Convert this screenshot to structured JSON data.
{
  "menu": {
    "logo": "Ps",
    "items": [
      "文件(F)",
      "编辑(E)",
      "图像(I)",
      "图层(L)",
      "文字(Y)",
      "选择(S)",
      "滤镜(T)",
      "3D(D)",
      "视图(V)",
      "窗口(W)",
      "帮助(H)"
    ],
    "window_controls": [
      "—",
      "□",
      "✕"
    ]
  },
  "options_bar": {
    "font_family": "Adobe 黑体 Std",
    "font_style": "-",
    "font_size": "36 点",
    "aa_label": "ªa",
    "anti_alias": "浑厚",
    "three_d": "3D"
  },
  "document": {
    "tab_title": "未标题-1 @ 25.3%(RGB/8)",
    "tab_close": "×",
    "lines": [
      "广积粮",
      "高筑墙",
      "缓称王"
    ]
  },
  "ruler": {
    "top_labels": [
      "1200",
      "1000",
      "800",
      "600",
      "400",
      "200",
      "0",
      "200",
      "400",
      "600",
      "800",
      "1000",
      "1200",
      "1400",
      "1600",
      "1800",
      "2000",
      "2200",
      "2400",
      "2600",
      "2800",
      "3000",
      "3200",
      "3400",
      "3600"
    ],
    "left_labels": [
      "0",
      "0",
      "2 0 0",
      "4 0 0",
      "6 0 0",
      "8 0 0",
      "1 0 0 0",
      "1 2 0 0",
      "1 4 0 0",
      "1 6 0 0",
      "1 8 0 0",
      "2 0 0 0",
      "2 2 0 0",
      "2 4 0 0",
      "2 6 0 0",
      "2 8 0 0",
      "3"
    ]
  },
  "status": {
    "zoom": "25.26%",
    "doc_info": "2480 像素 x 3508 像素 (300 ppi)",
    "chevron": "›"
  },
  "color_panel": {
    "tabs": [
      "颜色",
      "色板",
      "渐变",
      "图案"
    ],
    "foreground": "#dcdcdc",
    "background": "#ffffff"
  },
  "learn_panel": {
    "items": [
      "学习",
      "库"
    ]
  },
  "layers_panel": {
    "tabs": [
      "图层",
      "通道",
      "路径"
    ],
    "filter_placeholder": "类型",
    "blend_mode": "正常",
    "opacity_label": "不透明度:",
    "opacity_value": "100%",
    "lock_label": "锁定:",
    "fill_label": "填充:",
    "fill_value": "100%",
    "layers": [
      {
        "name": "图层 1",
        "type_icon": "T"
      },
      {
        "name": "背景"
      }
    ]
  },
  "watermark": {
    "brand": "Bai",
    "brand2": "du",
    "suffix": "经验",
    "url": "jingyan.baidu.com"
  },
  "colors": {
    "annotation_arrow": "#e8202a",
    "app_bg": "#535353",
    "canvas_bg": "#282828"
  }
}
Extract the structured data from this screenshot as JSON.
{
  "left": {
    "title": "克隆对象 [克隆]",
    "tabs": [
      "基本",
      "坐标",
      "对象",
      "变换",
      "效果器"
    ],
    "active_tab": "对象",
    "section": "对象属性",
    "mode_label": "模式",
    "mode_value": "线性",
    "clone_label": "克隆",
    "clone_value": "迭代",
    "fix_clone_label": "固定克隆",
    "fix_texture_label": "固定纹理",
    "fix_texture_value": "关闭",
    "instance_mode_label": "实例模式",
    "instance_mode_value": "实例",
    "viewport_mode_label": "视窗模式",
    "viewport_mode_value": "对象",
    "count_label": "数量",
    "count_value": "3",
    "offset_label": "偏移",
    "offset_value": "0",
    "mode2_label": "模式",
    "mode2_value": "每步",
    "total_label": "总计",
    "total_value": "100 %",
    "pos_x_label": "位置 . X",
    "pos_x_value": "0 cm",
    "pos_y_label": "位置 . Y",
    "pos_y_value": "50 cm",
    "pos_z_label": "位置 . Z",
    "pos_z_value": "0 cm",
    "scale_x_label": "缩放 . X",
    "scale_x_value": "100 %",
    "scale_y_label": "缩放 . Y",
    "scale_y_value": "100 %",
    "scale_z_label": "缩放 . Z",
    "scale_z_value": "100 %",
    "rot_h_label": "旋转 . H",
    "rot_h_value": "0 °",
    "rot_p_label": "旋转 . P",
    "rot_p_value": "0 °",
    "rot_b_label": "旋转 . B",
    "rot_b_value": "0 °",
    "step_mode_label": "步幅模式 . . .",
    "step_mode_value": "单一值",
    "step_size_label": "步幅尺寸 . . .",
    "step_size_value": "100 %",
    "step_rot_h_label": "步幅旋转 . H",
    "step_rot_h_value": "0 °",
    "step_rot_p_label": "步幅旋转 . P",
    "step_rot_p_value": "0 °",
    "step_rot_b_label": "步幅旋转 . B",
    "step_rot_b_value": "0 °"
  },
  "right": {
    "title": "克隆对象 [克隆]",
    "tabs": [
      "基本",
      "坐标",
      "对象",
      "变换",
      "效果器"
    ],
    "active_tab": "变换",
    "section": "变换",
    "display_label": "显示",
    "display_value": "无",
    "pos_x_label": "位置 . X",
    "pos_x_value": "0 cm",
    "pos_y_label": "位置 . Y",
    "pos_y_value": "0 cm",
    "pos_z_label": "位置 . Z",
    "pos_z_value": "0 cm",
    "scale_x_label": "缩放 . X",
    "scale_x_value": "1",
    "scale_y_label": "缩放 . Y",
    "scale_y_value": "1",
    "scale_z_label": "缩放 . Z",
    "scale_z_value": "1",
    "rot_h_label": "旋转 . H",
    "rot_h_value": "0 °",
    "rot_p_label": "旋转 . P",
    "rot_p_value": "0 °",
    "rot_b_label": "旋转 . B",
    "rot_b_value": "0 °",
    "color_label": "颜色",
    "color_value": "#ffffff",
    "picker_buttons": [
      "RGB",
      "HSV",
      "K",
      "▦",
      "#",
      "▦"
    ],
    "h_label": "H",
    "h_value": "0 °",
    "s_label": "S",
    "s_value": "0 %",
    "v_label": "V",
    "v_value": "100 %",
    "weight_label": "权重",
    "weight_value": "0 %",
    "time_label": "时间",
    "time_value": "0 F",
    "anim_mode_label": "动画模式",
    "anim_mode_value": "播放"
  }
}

# TASK TO COMPLETE
Look through the entries above and list every line containing "this".

# WRITTEN RESPONSE
Convert this screenshot to structured JSON data.
Extract the structured data from this screenshot as JSON.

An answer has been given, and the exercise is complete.